**Problem statement:**
Return the count of lines with the string "JSON" in them, and nothing else.
* BEGIN Information given *
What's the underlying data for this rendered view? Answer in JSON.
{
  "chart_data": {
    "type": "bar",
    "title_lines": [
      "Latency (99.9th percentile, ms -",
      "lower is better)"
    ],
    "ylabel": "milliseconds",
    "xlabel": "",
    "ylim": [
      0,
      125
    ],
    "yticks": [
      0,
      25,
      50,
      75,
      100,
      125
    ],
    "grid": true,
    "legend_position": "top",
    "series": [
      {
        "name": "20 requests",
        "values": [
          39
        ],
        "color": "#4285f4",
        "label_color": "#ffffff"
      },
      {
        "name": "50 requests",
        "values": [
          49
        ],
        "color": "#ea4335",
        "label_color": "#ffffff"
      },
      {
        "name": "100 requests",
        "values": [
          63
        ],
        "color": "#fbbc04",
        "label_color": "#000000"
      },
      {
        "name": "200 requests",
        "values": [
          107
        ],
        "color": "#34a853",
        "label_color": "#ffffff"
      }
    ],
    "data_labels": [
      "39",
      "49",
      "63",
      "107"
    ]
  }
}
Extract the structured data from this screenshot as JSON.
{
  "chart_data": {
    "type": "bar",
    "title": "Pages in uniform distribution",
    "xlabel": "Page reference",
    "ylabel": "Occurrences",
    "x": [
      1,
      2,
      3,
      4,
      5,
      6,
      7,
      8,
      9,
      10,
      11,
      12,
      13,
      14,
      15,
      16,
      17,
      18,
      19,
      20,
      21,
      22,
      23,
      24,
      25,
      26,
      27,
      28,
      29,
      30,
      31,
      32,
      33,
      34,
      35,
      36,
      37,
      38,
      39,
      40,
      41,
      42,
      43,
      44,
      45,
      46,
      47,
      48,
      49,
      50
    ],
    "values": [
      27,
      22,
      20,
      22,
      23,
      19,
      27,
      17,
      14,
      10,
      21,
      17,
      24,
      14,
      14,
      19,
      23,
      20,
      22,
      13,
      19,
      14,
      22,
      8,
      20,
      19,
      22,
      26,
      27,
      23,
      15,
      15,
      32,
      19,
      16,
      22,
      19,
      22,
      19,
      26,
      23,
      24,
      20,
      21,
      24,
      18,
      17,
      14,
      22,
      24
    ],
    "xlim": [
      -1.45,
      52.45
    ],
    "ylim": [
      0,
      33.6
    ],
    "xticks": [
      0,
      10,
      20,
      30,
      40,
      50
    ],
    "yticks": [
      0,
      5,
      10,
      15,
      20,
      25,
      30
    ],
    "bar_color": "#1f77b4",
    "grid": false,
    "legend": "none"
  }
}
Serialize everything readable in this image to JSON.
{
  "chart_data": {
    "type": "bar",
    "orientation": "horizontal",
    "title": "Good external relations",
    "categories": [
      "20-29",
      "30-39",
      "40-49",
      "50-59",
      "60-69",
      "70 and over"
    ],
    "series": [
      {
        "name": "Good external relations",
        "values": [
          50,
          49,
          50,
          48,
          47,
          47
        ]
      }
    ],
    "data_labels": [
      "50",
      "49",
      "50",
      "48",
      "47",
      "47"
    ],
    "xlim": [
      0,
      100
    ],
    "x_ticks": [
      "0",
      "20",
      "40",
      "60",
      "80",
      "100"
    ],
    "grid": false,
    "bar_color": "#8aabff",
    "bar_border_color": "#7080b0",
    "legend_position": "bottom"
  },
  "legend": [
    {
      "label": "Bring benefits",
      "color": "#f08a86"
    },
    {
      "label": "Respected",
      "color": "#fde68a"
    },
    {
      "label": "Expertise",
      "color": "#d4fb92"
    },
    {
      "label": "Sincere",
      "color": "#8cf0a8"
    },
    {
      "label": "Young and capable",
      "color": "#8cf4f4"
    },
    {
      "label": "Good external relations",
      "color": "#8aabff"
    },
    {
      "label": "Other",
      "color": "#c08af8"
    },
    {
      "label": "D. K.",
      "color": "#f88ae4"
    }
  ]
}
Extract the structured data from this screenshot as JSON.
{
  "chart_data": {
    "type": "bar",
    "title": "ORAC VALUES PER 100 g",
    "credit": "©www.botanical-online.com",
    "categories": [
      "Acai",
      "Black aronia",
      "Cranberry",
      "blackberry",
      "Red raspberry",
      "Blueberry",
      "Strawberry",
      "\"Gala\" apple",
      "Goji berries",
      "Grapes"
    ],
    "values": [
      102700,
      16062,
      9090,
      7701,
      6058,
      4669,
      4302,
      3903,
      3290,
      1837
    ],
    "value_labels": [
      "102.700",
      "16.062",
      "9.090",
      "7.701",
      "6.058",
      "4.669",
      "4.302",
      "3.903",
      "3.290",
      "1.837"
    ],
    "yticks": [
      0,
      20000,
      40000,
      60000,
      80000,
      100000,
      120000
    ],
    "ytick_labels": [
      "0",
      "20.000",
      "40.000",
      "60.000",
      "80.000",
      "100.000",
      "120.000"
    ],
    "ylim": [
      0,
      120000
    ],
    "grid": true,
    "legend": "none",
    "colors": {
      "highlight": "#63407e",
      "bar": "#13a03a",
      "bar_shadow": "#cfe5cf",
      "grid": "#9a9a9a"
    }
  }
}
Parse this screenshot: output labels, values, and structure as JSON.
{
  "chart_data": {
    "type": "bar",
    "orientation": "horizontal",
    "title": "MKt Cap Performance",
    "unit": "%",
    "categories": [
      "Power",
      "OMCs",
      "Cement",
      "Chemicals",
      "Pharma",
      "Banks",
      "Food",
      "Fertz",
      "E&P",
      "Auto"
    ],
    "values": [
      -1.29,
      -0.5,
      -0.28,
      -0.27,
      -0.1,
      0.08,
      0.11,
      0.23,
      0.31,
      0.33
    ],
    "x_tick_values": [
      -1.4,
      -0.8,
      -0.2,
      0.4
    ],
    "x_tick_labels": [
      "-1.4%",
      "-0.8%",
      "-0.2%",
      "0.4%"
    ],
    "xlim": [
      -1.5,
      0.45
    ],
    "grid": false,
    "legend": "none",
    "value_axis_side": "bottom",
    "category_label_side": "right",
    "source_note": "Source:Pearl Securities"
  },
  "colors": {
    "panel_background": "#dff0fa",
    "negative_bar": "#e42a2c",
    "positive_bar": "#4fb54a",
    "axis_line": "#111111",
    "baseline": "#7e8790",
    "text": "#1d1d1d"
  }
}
* END Information given *
**In response:**
5